REQUIRED TASK: Return exactly the lines of the data below, from the one that contains "Give me the" through the final line, and leave out every picture.

PROVIDED MATERIAL:

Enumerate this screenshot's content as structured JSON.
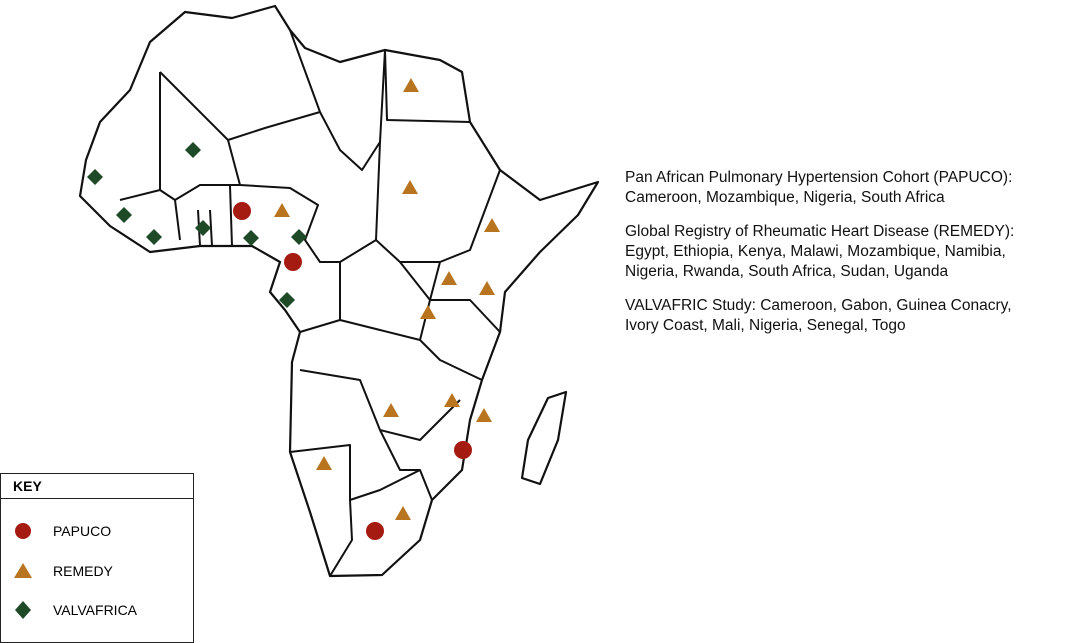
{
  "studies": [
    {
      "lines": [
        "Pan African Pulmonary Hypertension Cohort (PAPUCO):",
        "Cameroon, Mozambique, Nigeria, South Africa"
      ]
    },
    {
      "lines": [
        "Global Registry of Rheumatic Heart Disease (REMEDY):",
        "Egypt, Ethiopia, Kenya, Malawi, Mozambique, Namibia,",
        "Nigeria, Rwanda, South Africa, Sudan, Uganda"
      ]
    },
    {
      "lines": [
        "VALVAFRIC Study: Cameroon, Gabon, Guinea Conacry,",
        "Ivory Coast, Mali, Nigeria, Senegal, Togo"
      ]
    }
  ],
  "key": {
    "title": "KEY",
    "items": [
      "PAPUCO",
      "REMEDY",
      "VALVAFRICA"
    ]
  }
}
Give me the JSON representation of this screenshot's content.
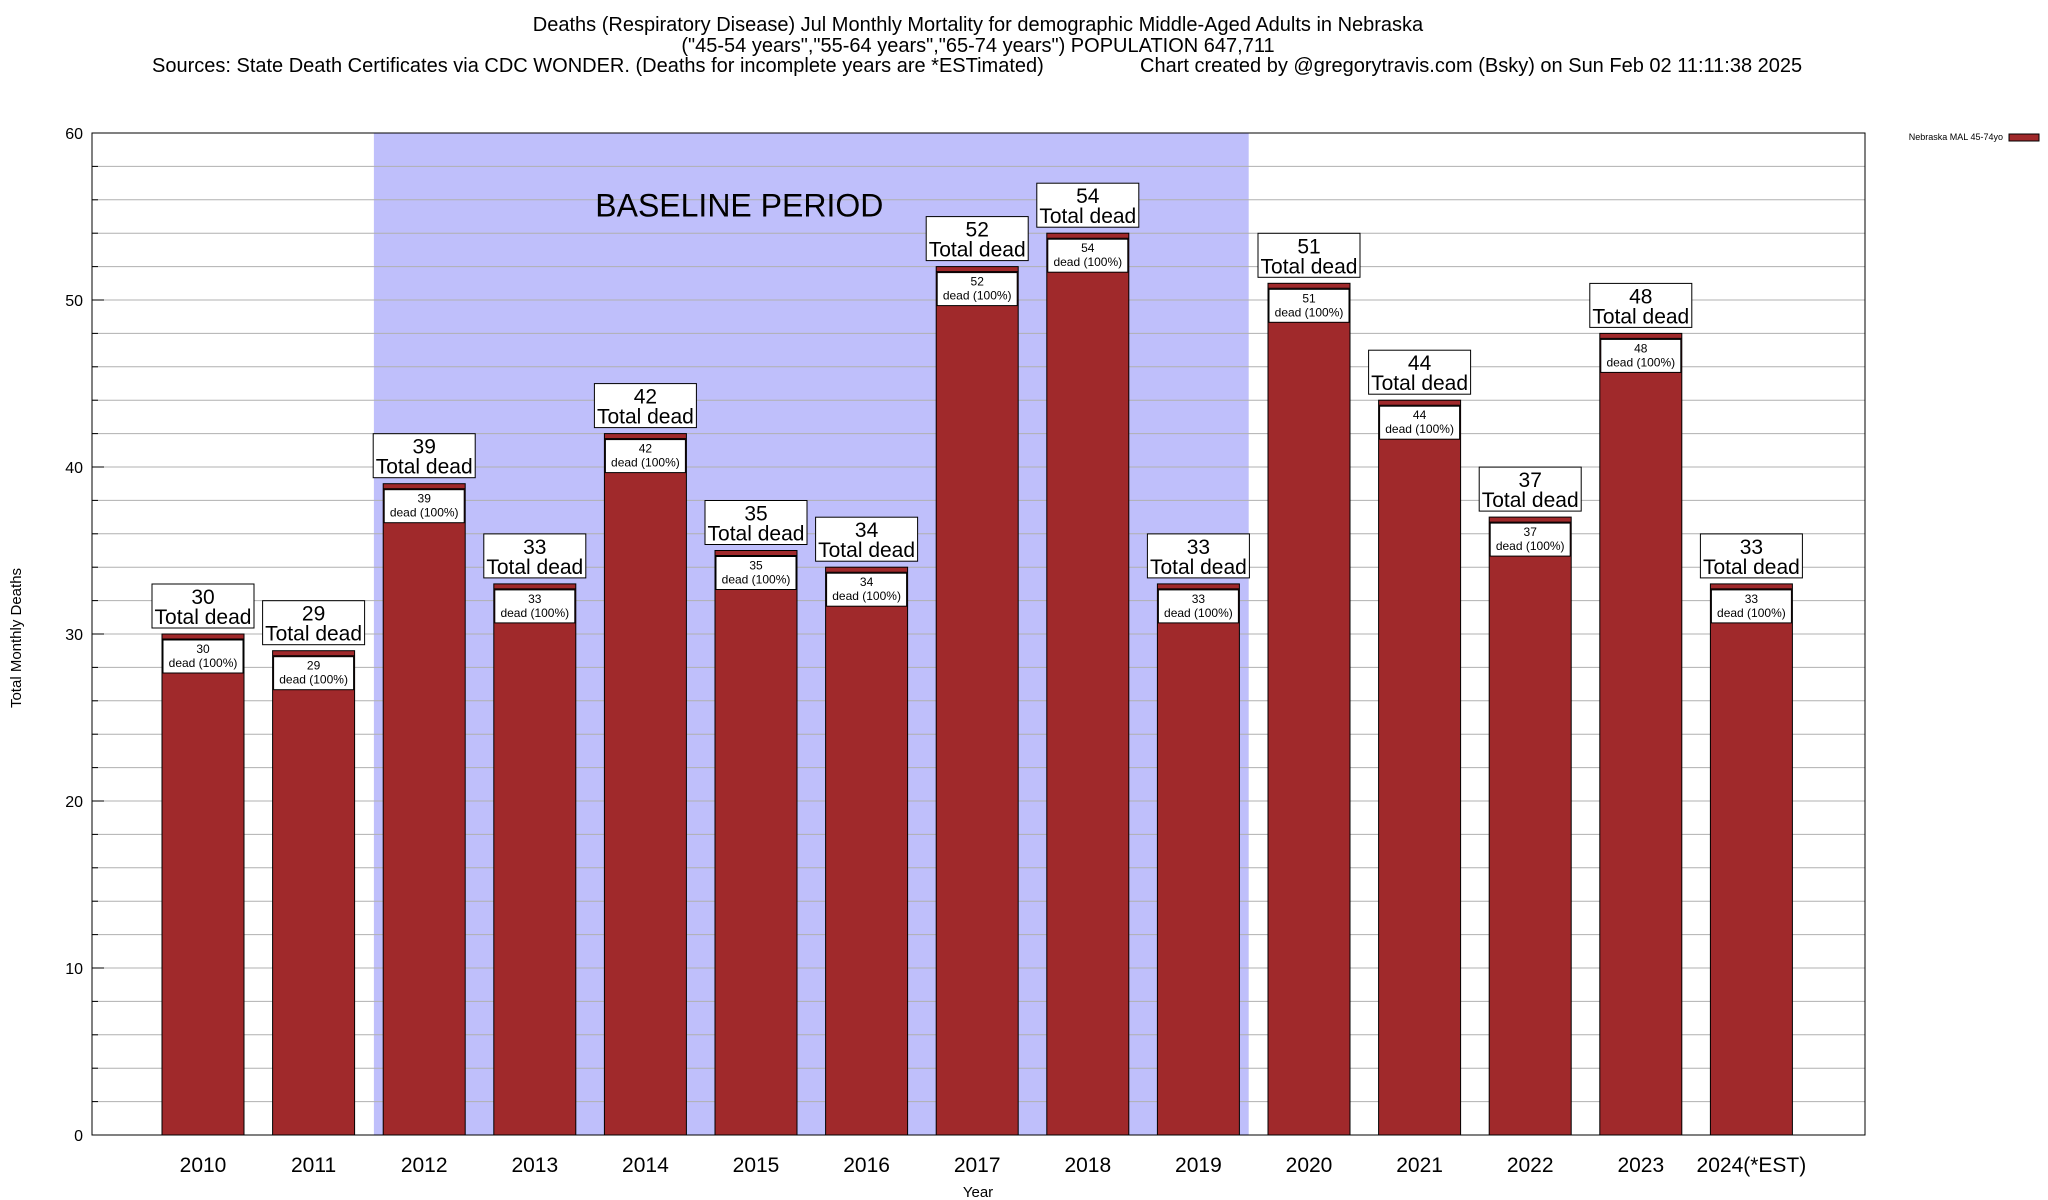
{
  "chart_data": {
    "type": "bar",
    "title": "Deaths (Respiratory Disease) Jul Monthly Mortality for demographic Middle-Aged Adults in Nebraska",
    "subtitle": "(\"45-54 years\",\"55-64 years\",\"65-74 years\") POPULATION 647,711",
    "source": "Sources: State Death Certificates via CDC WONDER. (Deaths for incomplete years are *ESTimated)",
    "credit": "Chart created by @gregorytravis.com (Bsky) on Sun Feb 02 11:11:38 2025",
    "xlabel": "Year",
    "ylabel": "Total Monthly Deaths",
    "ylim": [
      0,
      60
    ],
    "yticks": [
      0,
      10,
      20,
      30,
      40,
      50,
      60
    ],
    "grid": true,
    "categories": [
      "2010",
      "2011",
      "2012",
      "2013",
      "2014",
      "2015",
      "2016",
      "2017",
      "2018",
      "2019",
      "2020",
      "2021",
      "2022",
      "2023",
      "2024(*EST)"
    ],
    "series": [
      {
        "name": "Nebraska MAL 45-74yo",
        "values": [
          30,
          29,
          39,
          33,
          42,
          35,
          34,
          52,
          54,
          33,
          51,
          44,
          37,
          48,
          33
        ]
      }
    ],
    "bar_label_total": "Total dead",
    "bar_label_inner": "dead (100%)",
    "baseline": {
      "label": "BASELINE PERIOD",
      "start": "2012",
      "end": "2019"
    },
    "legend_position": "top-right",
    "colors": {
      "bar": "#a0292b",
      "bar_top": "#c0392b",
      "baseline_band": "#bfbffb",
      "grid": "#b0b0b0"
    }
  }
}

EXPECTED OUTPUT:
Give me the JSON representation of this screenshot's content.
{
  "chart_data": {
    "type": "bar",
    "title": "Deaths (Respiratory Disease) Jul Monthly Mortality for demographic Middle-Aged Adults in Nebraska",
    "subtitle": "(\"45-54 years\",\"55-64 years\",\"65-74 years\") POPULATION 647,711",
    "source": "Sources: State Death Certificates via CDC WONDER. (Deaths for incomplete years are *ESTimated)",
    "credit": "Chart created by @gregorytravis.com (Bsky) on Sun Feb 02 11:11:38 2025",
    "xlabel": "Year",
    "ylabel": "Total Monthly Deaths",
    "ylim": [
      0,
      60
    ],
    "yticks": [
      0,
      10,
      20,
      30,
      40,
      50,
      60
    ],
    "grid": true,
    "categories": [
      "2010",
      "2011",
      "2012",
      "2013",
      "2014",
      "2015",
      "2016",
      "2017",
      "2018",
      "2019",
      "2020",
      "2021",
      "2022",
      "2023",
      "2024(*EST)"
    ],
    "series": [
      {
        "name": "Nebraska MAL 45-74yo",
        "values": [
          30,
          29,
          39,
          33,
          42,
          35,
          34,
          52,
          54,
          33,
          51,
          44,
          37,
          48,
          33
        ]
      }
    ],
    "bar_label_total": "Total dead",
    "bar_label_inner": "dead (100%)",
    "baseline": {
      "label": "BASELINE PERIOD",
      "start": "2012",
      "end": "2019"
    },
    "legend_position": "top-right",
    "colors": {
      "bar": "#a0292b",
      "bar_top": "#c0392b",
      "baseline_band": "#bfbffb",
      "grid": "#b0b0b0"
    }
  }
}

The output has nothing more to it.